## AIM
Locate the line that contains "Serialize everything readable" in the data that follows. Copy it and every subsequent line to the end, exactly, excluding pictures.

— BEGIN —

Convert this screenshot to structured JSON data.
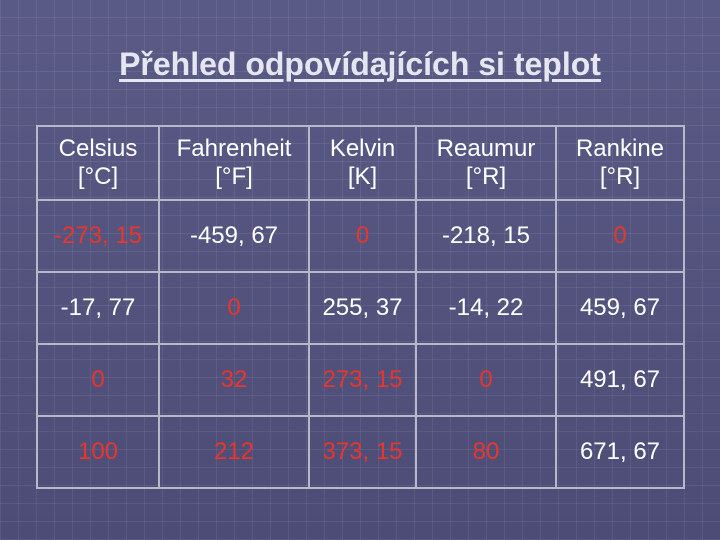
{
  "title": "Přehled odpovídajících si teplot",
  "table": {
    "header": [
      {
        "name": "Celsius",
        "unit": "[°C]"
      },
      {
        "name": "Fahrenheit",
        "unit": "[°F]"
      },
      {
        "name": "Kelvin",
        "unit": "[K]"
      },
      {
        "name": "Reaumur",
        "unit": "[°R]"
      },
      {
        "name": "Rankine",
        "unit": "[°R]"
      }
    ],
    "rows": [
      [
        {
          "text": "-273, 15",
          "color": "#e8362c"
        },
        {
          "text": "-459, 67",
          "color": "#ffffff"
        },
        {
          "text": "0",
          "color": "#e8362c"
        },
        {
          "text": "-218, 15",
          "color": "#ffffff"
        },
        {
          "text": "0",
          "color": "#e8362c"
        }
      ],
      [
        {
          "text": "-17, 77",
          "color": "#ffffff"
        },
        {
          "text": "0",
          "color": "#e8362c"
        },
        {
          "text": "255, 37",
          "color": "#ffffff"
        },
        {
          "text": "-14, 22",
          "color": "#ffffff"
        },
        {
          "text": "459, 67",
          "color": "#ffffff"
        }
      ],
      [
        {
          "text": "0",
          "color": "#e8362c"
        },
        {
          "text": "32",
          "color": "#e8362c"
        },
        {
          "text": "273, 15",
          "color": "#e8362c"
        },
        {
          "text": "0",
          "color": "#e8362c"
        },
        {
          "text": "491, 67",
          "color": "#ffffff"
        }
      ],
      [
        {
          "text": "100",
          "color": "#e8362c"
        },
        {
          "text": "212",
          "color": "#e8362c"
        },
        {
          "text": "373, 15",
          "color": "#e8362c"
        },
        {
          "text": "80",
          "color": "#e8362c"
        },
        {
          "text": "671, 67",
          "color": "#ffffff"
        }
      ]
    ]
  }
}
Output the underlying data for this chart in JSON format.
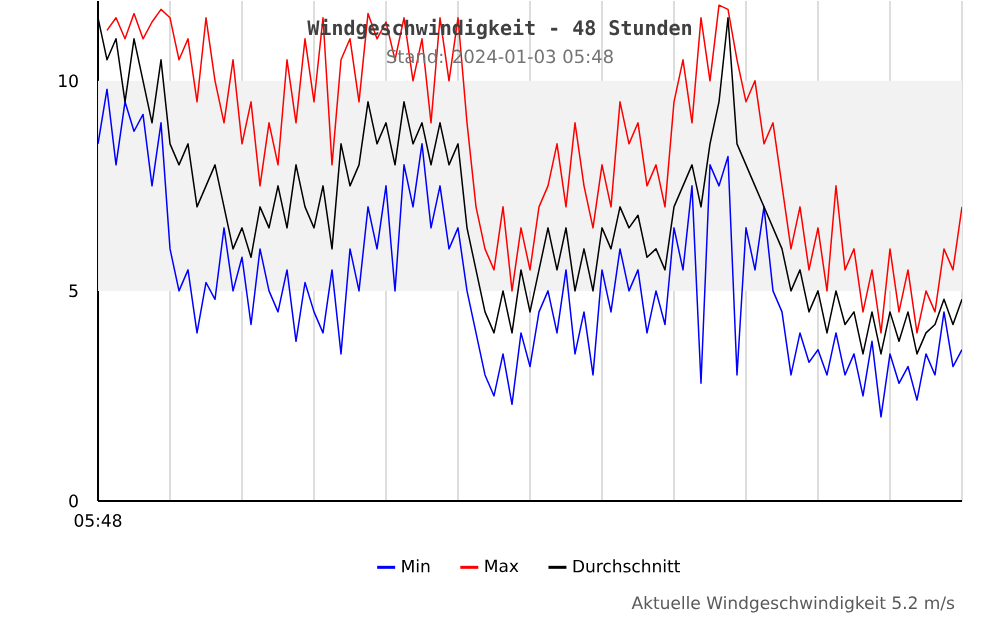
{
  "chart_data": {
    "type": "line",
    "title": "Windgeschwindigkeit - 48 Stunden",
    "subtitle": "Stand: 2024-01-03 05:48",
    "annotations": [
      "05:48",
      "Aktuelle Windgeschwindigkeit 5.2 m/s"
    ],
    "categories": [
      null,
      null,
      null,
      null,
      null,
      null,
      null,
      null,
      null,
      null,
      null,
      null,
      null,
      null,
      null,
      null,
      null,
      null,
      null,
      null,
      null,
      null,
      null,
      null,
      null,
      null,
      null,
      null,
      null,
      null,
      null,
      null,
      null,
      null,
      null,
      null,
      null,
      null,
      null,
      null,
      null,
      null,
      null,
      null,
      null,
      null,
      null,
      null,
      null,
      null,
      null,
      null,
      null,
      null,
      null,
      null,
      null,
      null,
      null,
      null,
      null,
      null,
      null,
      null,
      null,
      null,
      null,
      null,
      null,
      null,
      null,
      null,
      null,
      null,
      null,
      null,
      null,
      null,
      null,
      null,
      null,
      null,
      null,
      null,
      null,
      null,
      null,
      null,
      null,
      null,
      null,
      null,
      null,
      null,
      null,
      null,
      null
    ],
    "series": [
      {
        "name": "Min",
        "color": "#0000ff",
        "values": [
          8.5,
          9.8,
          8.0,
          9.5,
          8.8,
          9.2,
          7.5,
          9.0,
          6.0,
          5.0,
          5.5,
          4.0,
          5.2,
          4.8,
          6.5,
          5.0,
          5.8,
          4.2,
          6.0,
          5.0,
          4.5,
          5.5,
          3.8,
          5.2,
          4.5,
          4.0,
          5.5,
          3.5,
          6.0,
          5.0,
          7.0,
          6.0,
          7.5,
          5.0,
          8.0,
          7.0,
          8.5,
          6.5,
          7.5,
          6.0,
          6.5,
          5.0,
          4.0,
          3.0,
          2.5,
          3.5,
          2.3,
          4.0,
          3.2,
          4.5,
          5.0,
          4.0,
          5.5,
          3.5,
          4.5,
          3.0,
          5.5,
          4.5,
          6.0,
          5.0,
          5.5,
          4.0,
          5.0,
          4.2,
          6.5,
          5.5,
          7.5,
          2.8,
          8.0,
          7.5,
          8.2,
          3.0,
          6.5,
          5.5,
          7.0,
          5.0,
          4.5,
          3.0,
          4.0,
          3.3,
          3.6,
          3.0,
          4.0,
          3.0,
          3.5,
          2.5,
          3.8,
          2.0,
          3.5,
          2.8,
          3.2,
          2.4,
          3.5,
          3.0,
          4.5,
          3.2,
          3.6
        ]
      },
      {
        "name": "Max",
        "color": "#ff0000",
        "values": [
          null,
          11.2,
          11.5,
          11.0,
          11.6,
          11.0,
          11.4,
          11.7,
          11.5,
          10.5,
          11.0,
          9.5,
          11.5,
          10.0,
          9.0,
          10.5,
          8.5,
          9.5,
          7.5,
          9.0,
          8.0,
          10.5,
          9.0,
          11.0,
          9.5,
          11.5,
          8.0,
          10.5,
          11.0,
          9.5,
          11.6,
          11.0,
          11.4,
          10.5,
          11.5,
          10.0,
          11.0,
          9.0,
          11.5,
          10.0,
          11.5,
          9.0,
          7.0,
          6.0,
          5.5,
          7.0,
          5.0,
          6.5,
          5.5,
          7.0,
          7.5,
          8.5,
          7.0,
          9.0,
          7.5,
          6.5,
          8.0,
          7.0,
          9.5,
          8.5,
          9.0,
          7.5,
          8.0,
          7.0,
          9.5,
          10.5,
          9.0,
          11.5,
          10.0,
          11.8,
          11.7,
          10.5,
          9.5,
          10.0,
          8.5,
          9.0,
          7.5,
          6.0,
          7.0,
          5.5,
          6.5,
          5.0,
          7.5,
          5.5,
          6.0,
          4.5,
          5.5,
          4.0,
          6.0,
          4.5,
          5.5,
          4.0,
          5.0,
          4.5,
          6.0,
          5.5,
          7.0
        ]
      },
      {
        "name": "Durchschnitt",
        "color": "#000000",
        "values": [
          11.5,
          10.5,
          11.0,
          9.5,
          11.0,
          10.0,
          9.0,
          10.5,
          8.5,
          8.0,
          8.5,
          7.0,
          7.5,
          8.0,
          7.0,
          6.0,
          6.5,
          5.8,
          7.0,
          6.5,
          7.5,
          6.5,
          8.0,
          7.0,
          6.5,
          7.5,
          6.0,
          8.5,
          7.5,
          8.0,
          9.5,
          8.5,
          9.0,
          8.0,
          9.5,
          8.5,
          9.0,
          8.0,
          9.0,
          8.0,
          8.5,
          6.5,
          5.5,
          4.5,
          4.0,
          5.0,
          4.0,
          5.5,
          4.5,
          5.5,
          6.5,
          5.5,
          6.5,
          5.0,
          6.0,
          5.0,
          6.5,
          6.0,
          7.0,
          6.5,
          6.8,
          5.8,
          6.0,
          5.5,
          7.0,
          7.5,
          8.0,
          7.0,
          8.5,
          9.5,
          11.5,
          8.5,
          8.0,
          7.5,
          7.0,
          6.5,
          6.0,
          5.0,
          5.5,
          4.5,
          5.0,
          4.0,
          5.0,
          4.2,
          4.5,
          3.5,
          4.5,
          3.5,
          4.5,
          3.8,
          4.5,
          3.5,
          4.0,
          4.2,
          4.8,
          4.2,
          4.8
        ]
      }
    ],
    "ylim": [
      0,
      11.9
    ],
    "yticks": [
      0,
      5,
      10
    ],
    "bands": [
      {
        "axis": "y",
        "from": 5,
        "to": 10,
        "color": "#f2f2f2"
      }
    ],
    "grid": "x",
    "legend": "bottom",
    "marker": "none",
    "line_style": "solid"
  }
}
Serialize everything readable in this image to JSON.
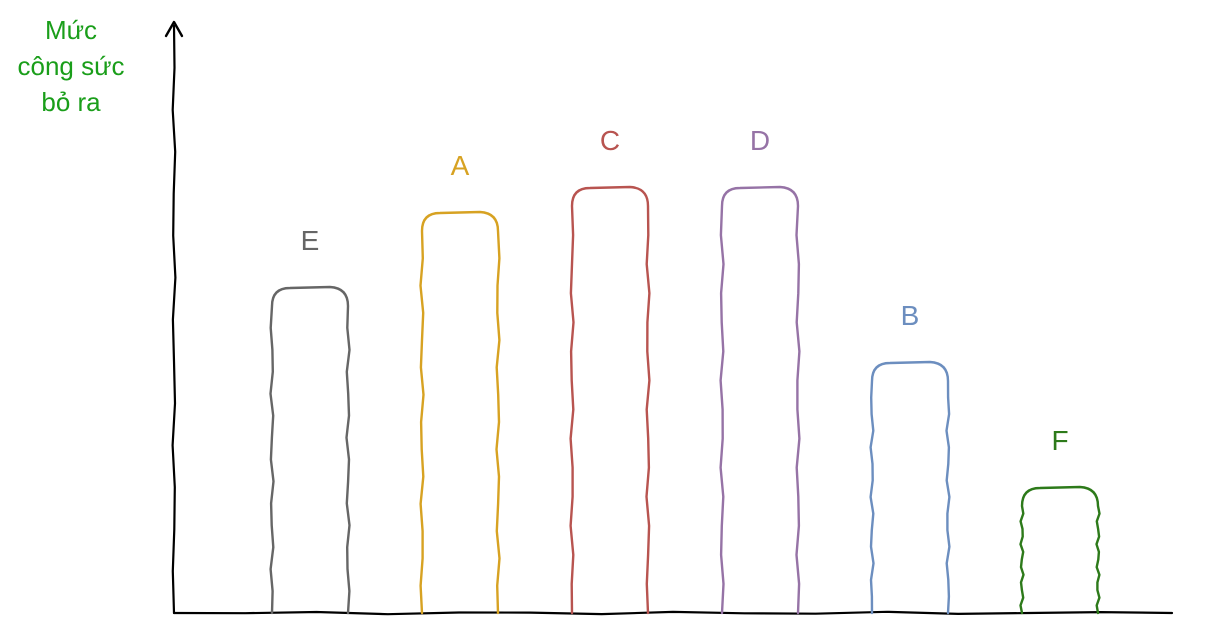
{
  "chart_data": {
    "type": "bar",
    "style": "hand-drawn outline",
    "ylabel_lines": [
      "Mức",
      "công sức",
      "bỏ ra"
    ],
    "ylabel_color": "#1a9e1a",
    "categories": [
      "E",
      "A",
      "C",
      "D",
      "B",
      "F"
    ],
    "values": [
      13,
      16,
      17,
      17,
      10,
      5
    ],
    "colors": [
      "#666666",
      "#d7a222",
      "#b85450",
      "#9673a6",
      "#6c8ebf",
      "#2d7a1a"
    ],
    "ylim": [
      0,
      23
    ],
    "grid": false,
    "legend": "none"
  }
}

— END —

## WRITTEN REPLY
Serialize everything readable in this image to JSON.
{
  "chart_data": {
    "type": "bar",
    "style": "hand-drawn outline",
    "ylabel_lines": [
      "Mức",
      "công sức",
      "bỏ ra"
    ],
    "ylabel_color": "#1a9e1a",
    "categories": [
      "E",
      "A",
      "C",
      "D",
      "B",
      "F"
    ],
    "values": [
      13,
      16,
      17,
      17,
      10,
      5
    ],
    "colors": [
      "#666666",
      "#d7a222",
      "#b85450",
      "#9673a6",
      "#6c8ebf",
      "#2d7a1a"
    ],
    "ylim": [
      0,
      23
    ],
    "grid": false,
    "legend": "none"
  }
}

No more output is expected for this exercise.